- [Direction]: In this exercise, reproduce all the entries that follow exactly.

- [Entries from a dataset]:

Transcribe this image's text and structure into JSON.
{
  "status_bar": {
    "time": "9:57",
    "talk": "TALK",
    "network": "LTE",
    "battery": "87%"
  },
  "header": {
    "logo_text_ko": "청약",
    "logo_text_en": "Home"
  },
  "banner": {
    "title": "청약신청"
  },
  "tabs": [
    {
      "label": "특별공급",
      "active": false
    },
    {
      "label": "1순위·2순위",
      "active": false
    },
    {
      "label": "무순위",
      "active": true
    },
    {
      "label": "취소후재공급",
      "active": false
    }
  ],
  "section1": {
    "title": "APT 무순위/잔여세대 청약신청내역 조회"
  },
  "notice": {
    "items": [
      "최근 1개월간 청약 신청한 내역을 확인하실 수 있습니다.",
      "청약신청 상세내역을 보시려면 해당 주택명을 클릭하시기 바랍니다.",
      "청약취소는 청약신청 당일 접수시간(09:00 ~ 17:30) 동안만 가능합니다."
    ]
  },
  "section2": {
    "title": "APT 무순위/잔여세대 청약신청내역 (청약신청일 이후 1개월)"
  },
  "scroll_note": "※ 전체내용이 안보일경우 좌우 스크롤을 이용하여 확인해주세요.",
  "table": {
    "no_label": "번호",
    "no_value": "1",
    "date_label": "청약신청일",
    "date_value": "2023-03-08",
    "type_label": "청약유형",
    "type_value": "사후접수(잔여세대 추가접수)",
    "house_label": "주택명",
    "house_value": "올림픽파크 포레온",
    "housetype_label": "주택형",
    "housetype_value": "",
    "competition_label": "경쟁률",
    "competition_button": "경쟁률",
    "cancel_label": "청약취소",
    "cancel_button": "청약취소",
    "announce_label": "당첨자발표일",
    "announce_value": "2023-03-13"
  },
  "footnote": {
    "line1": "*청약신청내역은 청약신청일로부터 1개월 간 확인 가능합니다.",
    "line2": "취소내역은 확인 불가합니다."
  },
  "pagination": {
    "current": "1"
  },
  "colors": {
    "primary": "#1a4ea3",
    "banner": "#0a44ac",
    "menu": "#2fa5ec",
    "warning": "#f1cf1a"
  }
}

- [Exercise solution]:
Transcribe this image's text and structure into JSON.
{
  "status_bar": {
    "time": "9:57",
    "talk": "TALK",
    "network": "LTE",
    "battery": "87%"
  },
  "header": {
    "logo_text_ko": "청약",
    "logo_text_en": "Home"
  },
  "banner": {
    "title": "청약신청"
  },
  "tabs": [
    {
      "label": "특별공급",
      "active": false
    },
    {
      "label": "1순위·2순위",
      "active": false
    },
    {
      "label": "무순위",
      "active": true
    },
    {
      "label": "취소후재공급",
      "active": false
    }
  ],
  "section1": {
    "title": "APT 무순위/잔여세대 청약신청내역 조회"
  },
  "notice": {
    "items": [
      "최근 1개월간 청약 신청한 내역을 확인하실 수 있습니다.",
      "청약신청 상세내역을 보시려면 해당 주택명을 클릭하시기 바랍니다.",
      "청약취소는 청약신청 당일 접수시간(09:00 ~ 17:30) 동안만 가능합니다."
    ]
  },
  "section2": {
    "title": "APT 무순위/잔여세대 청약신청내역 (청약신청일 이후 1개월)"
  },
  "scroll_note": "※ 전체내용이 안보일경우 좌우 스크롤을 이용하여 확인해주세요.",
  "table": {
    "no_label": "번호",
    "no_value": "1",
    "date_label": "청약신청일",
    "date_value": "2023-03-08",
    "type_label": "청약유형",
    "type_value": "사후접수(잔여세대 추가접수)",
    "house_label": "주택명",
    "house_value": "올림픽파크 포레온",
    "housetype_label": "주택형",
    "housetype_value": "",
    "competition_label": "경쟁률",
    "competition_button": "경쟁률",
    "cancel_label": "청약취소",
    "cancel_button": "청약취소",
    "announce_label": "당첨자발표일",
    "announce_value": "2023-03-13"
  },
  "footnote": {
    "line1": "*청약신청내역은 청약신청일로부터 1개월 간 확인 가능합니다.",
    "line2": "취소내역은 확인 불가합니다."
  },
  "pagination": {
    "current": "1"
  },
  "colors": {
    "primary": "#1a4ea3",
    "banner": "#0a44ac",
    "menu": "#2fa5ec",
    "warning": "#f1cf1a"
  }
}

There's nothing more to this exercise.